--- start of Input for this task ---
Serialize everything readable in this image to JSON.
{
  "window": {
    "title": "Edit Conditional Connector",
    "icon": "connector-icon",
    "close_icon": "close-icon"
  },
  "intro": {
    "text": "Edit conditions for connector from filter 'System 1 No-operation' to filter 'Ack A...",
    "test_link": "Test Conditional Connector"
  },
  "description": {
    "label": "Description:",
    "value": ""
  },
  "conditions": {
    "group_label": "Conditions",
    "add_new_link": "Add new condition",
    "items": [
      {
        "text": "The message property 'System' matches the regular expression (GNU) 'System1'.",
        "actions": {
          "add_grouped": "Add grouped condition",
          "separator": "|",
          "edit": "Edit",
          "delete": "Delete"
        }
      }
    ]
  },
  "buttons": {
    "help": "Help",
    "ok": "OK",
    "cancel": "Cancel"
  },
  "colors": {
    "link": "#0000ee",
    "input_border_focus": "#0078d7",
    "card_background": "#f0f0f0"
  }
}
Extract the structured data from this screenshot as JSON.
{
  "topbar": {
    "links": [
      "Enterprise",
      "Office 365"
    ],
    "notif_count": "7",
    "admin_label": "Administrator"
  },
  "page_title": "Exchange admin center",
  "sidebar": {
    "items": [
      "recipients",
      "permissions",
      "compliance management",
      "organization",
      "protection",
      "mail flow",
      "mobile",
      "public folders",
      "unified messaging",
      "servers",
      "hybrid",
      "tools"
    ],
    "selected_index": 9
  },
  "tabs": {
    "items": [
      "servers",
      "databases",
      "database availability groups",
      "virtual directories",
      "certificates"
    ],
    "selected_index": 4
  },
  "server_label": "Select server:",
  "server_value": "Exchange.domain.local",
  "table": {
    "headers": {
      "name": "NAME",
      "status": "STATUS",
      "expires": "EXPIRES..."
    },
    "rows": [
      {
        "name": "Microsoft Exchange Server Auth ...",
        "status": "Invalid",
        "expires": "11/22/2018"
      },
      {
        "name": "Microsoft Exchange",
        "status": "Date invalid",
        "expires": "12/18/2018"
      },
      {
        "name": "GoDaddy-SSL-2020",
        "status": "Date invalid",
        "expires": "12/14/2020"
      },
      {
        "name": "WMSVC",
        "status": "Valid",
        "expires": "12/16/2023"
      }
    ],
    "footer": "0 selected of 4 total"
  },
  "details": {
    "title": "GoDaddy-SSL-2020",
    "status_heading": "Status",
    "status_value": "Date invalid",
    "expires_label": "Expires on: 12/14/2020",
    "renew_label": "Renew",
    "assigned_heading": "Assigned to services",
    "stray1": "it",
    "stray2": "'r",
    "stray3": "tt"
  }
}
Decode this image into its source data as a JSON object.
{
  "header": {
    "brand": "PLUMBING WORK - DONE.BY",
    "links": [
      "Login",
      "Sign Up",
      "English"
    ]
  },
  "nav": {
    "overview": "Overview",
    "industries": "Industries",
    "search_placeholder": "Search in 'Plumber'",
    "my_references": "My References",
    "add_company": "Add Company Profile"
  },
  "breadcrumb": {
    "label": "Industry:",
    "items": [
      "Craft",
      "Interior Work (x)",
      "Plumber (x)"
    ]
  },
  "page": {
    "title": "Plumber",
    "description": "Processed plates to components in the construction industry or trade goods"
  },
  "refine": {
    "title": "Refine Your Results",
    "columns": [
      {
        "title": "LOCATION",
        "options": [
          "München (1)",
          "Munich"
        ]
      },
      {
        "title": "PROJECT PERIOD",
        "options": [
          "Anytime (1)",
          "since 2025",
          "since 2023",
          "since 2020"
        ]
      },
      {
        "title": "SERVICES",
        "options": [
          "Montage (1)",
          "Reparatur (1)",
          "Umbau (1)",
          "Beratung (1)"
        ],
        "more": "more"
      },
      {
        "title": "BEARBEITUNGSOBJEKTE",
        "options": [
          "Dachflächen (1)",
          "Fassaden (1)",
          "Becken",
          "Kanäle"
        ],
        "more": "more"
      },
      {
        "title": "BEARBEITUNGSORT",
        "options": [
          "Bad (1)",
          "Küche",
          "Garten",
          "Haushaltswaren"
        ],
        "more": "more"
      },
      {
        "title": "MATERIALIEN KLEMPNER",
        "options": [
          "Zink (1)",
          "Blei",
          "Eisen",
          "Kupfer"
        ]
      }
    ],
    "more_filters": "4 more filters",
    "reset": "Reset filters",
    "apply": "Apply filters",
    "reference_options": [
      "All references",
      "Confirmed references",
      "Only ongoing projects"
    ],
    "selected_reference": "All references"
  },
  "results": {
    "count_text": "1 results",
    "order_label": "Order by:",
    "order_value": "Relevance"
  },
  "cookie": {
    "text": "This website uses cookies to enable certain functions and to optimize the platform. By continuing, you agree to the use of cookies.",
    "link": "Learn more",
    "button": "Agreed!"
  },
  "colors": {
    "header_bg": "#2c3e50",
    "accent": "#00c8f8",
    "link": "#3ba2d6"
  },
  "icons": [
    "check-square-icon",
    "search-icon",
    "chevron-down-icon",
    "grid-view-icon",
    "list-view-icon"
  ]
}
--- end of Input for this task ---
Set task:
Return the entries above exactly as they appear.

Output:
Serialize everything readable in this image to JSON.
{
  "window": {
    "title": "Edit Conditional Connector",
    "icon": "connector-icon",
    "close_icon": "close-icon"
  },
  "intro": {
    "text": "Edit conditions for connector from filter 'System 1 No-operation' to filter 'Ack A...",
    "test_link": "Test Conditional Connector"
  },
  "description": {
    "label": "Description:",
    "value": ""
  },
  "conditions": {
    "group_label": "Conditions",
    "add_new_link": "Add new condition",
    "items": [
      {
        "text": "The message property 'System' matches the regular expression (GNU) 'System1'.",
        "actions": {
          "add_grouped": "Add grouped condition",
          "separator": "|",
          "edit": "Edit",
          "delete": "Delete"
        }
      }
    ]
  },
  "buttons": {
    "help": "Help",
    "ok": "OK",
    "cancel": "Cancel"
  },
  "colors": {
    "link": "#0000ee",
    "input_border_focus": "#0078d7",
    "card_background": "#f0f0f0"
  }
}
Extract the structured data from this screenshot as JSON.
{
  "topbar": {
    "links": [
      "Enterprise",
      "Office 365"
    ],
    "notif_count": "7",
    "admin_label": "Administrator"
  },
  "page_title": "Exchange admin center",
  "sidebar": {
    "items": [
      "recipients",
      "permissions",
      "compliance management",
      "organization",
      "protection",
      "mail flow",
      "mobile",
      "public folders",
      "unified messaging",
      "servers",
      "hybrid",
      "tools"
    ],
    "selected_index": 9
  },
  "tabs": {
    "items": [
      "servers",
      "databases",
      "database availability groups",
      "virtual directories",
      "certificates"
    ],
    "selected_index": 4
  },
  "server_label": "Select server:",
  "server_value": "Exchange.domain.local",
  "table": {
    "headers": {
      "name": "NAME",
      "status": "STATUS",
      "expires": "EXPIRES..."
    },
    "rows": [
      {
        "name": "Microsoft Exchange Server Auth ...",
        "status": "Invalid",
        "expires": "11/22/2018"
      },
      {
        "name": "Microsoft Exchange",
        "status": "Date invalid",
        "expires": "12/18/2018"
      },
      {
        "name": "GoDaddy-SSL-2020",
        "status": "Date invalid",
        "expires": "12/14/2020"
      },
      {
        "name": "WMSVC",
        "status": "Valid",
        "expires": "12/16/2023"
      }
    ],
    "footer": "0 selected of 4 total"
  },
  "details": {
    "title": "GoDaddy-SSL-2020",
    "status_heading": "Status",
    "status_value": "Date invalid",
    "expires_label": "Expires on: 12/14/2020",
    "renew_label": "Renew",
    "assigned_heading": "Assigned to services",
    "stray1": "it",
    "stray2": "'r",
    "stray3": "tt"
  }
}
Decode this image into its source data as a JSON object.
{
  "header": {
    "brand": "PLUMBING WORK - DONE.BY",
    "links": [
      "Login",
      "Sign Up",
      "English"
    ]
  },
  "nav": {
    "overview": "Overview",
    "industries": "Industries",
    "search_placeholder": "Search in 'Plumber'",
    "my_references": "My References",
    "add_company": "Add Company Profile"
  },
  "breadcrumb": {
    "label": "Industry:",
    "items": [
      "Craft",
      "Interior Work (x)",
      "Plumber (x)"
    ]
  },
  "page": {
    "title": "Plumber",
    "description": "Processed plates to components in the construction industry or trade goods"
  },
  "refine": {
    "title": "Refine Your Results",
    "columns": [
      {
        "title": "LOCATION",
        "options": [
          "München (1)",
          "Munich"
        ]
      },
      {
        "title": "PROJECT PERIOD",
        "options": [
          "Anytime (1)",
          "since 2025",
          "since 2023",
          "since 2020"
        ]
      },
      {
        "title": "SERVICES",
        "options": [
          "Montage (1)",
          "Reparatur (1)",
          "Umbau (1)",
          "Beratung (1)"
        ],
        "more": "more"
      },
      {
        "title": "BEARBEITUNGSOBJEKTE",
        "options": [
          "Dachflächen (1)",
          "Fassaden (1)",
          "Becken",
          "Kanäle"
        ],
        "more": "more"
      },
      {
        "title": "BEARBEITUNGSORT",
        "options": [
          "Bad (1)",
          "Küche",
          "Garten",
          "Haushaltswaren"
        ],
        "more": "more"
      },
      {
        "title": "MATERIALIEN KLEMPNER",
        "options": [
          "Zink (1)",
          "Blei",
          "Eisen",
          "Kupfer"
        ]
      }
    ],
    "more_filters": "4 more filters",
    "reset": "Reset filters",
    "apply": "Apply filters",
    "reference_options": [
      "All references",
      "Confirmed references",
      "Only ongoing projects"
    ],
    "selected_reference": "All references"
  },
  "results": {
    "count_text": "1 results",
    "order_label": "Order by:",
    "order_value": "Relevance"
  },
  "cookie": {
    "text": "This website uses cookies to enable certain functions and to optimize the platform. By continuing, you agree to the use of cookies.",
    "link": "Learn more",
    "button": "Agreed!"
  },
  "colors": {
    "header_bg": "#2c3e50",
    "accent": "#00c8f8",
    "link": "#3ba2d6"
  },
  "icons": [
    "check-square-icon",
    "search-icon",
    "chevron-down-icon",
    "grid-view-icon",
    "list-view-icon"
  ]
}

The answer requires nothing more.